## RECORDS FOR THE TASK

— begin —

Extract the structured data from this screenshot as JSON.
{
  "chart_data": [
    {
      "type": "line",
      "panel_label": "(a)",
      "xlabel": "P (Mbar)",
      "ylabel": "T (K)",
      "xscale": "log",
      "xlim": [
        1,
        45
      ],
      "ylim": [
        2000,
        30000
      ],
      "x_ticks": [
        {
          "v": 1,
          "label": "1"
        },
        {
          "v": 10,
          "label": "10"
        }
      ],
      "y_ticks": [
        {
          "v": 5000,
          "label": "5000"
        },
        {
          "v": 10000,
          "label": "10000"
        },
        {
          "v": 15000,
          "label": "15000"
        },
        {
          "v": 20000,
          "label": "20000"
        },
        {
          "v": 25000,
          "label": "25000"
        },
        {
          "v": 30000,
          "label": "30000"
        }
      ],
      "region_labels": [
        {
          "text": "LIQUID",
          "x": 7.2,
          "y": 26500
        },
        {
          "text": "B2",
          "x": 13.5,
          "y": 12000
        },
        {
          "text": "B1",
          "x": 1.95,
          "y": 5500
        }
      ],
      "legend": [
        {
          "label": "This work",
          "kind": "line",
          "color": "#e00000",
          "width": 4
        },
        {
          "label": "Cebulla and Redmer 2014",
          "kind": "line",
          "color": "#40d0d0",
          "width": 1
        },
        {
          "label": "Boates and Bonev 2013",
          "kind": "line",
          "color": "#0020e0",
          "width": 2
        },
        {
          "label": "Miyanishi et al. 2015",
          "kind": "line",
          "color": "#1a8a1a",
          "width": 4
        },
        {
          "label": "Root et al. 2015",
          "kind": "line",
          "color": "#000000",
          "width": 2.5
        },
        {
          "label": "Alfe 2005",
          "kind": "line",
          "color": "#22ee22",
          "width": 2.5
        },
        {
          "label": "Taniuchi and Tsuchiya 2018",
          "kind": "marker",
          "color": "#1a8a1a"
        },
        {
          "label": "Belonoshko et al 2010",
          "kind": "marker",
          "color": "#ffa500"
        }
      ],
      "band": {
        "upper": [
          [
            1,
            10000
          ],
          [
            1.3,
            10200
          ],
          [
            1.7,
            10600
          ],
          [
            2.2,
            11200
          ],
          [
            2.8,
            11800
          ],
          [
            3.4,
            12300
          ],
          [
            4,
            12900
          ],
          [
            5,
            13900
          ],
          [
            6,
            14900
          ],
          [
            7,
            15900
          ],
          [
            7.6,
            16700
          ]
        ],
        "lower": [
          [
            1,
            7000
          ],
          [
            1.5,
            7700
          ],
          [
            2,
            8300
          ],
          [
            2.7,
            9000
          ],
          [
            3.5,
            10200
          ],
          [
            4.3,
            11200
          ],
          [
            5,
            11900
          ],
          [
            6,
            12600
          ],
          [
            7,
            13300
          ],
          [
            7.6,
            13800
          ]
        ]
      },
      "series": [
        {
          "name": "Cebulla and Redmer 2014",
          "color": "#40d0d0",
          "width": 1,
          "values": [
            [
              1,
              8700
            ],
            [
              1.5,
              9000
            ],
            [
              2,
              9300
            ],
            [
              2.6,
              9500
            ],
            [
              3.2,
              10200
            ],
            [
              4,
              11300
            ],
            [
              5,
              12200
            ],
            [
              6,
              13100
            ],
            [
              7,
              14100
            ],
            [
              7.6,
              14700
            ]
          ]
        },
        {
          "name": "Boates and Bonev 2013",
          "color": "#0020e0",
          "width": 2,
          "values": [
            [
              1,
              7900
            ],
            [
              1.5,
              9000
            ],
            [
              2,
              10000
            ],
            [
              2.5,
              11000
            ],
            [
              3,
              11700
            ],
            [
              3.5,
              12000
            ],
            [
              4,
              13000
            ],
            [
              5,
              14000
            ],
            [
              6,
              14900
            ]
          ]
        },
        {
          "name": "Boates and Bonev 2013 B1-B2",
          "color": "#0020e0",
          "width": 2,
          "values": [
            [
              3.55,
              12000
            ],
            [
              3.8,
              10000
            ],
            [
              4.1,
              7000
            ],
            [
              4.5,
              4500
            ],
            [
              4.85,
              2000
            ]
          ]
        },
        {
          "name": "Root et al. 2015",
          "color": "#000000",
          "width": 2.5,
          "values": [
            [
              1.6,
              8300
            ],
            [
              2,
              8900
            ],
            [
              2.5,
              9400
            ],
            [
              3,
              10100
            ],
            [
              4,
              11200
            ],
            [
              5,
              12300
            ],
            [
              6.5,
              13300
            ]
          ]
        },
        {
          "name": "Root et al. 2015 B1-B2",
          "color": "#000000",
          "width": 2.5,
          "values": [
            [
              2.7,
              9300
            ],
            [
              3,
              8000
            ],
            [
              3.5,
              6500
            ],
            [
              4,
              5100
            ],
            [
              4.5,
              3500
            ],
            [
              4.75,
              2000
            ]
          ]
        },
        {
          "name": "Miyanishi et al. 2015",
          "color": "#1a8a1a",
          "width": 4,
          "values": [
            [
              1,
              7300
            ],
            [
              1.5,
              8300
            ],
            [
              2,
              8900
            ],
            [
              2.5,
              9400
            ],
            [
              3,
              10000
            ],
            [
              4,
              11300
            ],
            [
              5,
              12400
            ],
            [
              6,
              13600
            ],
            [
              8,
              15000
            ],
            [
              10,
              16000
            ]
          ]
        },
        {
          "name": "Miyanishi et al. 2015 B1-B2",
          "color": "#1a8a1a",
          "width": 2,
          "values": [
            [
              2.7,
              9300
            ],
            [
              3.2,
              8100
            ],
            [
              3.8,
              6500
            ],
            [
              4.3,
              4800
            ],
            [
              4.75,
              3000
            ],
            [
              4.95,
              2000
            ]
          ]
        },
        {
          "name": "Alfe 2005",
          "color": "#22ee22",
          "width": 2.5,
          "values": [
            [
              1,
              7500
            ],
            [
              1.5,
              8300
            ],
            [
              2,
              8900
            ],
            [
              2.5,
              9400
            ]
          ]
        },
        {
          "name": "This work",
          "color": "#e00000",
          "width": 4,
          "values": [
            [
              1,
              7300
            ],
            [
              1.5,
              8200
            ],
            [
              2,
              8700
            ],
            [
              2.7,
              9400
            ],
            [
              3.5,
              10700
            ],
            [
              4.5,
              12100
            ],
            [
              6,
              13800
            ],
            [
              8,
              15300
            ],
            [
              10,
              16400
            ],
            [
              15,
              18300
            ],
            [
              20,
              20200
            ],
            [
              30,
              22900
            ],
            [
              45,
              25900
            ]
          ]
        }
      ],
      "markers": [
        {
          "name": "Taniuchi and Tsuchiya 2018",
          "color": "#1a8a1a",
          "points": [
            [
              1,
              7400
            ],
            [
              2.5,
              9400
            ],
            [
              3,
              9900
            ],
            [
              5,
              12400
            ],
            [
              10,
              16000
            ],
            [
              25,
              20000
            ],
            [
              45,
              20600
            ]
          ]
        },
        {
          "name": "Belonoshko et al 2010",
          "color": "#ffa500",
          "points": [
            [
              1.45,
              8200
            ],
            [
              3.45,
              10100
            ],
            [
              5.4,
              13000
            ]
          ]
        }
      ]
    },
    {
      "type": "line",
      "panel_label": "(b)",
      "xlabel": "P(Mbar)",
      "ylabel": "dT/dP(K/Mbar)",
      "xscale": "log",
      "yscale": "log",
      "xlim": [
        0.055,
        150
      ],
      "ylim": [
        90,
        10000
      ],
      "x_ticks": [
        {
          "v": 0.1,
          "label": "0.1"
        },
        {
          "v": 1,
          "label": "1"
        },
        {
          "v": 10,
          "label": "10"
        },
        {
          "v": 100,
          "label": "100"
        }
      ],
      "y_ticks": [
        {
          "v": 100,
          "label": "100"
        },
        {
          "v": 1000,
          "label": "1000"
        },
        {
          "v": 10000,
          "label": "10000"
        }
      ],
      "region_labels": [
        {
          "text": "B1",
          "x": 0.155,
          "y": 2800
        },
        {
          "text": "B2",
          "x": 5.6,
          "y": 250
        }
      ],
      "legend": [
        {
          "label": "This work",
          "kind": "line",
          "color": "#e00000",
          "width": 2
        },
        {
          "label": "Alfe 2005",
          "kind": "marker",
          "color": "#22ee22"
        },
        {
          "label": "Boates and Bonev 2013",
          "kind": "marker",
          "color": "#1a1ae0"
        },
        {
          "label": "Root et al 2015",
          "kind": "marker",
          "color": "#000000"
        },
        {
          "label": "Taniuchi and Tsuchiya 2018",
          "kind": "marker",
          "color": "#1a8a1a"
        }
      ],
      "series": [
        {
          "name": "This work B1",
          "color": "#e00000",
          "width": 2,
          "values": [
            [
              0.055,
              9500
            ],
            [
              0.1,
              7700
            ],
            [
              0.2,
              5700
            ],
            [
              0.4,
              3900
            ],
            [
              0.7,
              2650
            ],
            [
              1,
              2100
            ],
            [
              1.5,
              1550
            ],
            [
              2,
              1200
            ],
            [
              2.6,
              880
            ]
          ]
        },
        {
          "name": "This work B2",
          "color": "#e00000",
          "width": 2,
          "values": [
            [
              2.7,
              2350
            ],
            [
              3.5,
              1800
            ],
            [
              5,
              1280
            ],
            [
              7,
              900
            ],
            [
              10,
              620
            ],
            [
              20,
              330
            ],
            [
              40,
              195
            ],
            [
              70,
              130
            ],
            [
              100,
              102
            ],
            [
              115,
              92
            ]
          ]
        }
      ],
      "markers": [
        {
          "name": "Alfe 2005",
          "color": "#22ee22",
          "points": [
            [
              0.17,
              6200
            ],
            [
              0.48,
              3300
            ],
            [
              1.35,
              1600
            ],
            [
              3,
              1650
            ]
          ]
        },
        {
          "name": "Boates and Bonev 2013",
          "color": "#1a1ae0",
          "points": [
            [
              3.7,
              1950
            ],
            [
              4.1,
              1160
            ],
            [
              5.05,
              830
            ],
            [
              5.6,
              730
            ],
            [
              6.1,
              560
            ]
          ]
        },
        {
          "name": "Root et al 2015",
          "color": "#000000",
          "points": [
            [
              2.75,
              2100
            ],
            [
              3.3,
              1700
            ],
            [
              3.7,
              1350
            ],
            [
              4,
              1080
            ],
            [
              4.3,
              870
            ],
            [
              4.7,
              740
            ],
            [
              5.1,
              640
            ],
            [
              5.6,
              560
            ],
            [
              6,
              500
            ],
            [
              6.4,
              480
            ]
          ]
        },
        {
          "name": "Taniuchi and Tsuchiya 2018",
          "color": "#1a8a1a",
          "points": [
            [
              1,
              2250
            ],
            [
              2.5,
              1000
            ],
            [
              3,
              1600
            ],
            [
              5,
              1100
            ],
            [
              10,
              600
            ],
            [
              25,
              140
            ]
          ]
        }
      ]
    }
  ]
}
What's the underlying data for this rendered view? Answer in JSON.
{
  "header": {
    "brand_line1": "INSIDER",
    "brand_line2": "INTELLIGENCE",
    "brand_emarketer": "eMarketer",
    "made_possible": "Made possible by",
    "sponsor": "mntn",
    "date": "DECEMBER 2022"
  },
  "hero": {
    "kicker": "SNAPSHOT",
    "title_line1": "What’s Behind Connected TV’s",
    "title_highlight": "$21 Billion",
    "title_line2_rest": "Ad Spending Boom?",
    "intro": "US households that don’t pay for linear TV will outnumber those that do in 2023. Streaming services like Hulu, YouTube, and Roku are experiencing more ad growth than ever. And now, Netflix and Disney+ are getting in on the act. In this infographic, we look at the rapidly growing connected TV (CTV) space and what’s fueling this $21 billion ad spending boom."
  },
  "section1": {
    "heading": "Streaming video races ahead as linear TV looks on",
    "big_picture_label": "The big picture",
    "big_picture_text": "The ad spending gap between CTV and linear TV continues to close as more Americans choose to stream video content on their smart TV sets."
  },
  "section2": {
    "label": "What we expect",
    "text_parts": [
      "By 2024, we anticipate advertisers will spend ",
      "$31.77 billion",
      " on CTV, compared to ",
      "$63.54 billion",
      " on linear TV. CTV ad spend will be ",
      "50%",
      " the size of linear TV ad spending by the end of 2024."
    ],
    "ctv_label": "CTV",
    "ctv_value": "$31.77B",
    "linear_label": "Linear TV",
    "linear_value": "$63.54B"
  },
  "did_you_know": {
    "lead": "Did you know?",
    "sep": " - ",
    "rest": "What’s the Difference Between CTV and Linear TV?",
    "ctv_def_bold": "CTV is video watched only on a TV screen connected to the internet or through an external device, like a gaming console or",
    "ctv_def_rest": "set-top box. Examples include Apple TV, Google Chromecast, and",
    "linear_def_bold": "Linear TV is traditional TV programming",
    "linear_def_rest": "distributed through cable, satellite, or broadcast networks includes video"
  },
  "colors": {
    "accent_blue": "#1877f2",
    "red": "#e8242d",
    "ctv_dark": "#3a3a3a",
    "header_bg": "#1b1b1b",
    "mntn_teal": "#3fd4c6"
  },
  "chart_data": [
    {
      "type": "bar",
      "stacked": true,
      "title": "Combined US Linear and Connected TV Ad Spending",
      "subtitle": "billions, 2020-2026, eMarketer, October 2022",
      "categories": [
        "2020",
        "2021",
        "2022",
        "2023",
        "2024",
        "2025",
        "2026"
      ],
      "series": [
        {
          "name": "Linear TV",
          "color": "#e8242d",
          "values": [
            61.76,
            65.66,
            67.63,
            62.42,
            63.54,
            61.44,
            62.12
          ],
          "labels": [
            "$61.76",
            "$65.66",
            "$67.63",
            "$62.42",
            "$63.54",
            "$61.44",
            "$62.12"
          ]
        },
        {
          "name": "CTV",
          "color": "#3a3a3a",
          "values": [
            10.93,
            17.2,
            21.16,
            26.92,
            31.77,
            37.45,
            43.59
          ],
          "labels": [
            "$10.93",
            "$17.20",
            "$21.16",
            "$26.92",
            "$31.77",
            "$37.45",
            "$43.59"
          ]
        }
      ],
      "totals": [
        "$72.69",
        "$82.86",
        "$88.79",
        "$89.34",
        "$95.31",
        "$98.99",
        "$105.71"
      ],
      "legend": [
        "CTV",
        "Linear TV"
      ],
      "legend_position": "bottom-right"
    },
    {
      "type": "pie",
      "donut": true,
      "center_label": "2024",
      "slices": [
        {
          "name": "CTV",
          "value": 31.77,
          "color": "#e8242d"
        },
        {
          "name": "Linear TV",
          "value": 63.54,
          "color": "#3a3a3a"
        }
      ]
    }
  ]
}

— end —

## SET PROBLEM
Your task is to collect every line above that contains the word "Cebulla".

## SOLUTION
          "label": "Cebulla and Redmer 2014",
          "name": "Cebulla and Redmer 2014",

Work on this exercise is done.